#### [WHAT TO DO]
Search the entries for the word "课程目标" and pull out each line that has it.

#### [EXCERPTED DATA]

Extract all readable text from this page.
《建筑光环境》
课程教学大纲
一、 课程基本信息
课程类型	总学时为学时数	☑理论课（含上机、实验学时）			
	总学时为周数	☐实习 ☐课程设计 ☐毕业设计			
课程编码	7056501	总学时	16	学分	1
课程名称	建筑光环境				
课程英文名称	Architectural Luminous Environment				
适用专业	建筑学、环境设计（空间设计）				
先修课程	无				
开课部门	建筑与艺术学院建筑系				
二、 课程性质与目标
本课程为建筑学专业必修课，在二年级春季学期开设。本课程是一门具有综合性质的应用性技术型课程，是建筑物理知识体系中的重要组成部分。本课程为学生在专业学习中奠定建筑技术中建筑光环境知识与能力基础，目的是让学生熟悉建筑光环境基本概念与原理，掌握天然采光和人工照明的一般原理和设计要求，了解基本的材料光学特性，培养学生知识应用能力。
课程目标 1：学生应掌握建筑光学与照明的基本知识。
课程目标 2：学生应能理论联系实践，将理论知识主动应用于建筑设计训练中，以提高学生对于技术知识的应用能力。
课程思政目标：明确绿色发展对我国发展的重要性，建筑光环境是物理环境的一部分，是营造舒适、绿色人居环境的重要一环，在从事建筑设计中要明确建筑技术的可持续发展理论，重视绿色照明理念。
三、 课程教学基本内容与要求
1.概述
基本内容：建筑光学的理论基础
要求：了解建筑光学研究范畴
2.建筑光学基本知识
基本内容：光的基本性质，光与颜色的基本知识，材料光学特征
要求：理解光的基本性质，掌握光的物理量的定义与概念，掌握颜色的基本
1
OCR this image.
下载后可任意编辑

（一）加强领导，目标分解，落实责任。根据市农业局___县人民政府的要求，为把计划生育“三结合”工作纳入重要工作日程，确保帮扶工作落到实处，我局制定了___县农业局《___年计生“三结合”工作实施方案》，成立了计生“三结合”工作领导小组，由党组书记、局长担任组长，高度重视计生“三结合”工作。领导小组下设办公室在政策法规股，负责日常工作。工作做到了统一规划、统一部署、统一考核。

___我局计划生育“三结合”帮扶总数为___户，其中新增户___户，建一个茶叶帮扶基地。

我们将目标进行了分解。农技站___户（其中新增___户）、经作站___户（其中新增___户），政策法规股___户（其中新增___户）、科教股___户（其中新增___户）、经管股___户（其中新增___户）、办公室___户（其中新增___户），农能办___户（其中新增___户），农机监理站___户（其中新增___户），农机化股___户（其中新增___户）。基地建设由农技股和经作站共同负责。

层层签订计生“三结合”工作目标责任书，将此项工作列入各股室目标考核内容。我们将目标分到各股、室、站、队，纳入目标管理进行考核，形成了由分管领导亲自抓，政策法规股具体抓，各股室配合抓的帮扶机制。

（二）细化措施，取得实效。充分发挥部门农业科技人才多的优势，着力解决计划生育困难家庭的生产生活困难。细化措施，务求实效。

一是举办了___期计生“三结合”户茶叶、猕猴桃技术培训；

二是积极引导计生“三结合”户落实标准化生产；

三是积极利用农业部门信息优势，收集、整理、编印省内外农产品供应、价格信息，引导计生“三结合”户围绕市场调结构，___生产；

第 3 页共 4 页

#### [RESULT FOR THIS EXERCISE]
课程目标 1：学生应掌握建筑光学与照明的基本知识。
课程目标 2：学生应能理论联系实践，将理论知识主动应用于建筑设计训练中，以提高学生对于技术知识的应用能力。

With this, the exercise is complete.